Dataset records
--- begin ---
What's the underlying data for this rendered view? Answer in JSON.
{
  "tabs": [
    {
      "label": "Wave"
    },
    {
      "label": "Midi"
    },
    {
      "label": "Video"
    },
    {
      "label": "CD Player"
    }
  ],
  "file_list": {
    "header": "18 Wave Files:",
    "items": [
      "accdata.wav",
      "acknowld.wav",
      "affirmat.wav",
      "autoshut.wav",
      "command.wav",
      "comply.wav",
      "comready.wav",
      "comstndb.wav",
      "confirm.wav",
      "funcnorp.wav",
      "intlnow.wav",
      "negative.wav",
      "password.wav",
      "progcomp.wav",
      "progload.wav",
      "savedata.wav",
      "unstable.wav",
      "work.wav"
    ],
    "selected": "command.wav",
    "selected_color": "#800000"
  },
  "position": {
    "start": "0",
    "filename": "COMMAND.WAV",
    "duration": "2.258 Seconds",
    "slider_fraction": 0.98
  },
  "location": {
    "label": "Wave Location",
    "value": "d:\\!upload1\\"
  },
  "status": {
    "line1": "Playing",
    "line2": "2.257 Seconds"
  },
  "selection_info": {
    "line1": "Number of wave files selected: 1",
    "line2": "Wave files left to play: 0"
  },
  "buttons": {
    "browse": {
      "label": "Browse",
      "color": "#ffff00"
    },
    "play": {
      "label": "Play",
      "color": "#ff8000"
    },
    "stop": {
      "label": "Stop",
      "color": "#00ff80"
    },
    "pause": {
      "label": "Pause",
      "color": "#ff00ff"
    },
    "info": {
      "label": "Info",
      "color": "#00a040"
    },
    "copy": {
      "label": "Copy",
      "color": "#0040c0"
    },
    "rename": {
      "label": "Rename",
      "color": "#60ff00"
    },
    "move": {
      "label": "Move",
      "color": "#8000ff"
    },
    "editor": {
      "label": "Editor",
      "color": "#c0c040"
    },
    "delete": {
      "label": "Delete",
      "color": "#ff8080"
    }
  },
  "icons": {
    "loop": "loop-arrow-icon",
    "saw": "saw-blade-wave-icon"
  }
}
--- end ---
◆ **CHALLENGE**: Scan the material above. Return every line containing the string "Seconds".

◆ **ANSWER TO THE PROBLEM**:
    "duration": "2.258 Seconds",
    "line2": "2.257 Seconds"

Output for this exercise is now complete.